Record extracts:
"""
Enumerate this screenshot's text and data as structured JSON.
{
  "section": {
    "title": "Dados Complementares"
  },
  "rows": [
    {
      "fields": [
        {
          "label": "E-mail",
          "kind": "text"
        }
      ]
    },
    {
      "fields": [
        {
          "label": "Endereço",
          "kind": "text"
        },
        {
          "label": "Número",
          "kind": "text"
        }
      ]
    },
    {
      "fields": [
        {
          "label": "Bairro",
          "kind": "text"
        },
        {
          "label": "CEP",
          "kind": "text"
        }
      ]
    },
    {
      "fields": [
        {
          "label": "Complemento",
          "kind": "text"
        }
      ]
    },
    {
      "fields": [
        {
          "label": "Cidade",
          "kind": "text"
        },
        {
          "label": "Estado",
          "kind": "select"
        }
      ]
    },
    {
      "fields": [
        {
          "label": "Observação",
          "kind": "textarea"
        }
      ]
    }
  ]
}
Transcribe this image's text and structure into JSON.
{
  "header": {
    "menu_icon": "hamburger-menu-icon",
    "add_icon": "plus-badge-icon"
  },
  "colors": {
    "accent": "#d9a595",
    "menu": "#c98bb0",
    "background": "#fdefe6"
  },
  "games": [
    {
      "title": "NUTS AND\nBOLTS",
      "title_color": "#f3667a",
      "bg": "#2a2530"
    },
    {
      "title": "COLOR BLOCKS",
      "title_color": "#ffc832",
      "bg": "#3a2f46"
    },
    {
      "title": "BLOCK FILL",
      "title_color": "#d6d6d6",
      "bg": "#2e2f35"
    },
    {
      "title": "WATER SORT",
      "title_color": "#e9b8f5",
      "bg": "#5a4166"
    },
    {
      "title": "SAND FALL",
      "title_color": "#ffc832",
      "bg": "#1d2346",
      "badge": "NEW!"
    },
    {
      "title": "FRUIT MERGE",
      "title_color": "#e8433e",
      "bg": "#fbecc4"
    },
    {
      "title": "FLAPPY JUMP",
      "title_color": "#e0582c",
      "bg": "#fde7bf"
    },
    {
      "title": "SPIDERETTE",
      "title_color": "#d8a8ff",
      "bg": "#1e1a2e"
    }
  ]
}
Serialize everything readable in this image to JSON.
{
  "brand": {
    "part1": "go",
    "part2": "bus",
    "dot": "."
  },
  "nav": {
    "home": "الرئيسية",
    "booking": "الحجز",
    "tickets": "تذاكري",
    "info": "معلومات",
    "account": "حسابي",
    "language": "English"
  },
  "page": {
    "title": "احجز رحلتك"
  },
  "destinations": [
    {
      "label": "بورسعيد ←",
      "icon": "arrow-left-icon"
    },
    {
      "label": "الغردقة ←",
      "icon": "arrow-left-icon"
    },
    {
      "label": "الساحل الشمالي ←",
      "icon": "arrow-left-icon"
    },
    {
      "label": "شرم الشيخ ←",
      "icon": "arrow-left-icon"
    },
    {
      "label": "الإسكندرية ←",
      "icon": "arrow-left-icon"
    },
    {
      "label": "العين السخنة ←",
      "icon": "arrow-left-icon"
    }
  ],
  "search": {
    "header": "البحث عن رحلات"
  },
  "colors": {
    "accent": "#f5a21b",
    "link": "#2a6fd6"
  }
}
"""
Identify all lines where the word "this" shows up. Copy them.

Task result:
Enumerate this screenshot's text and data as structured JSON.
Transcribe this image's text and structure into JSON.
Serialize everything readable in this image to JSON.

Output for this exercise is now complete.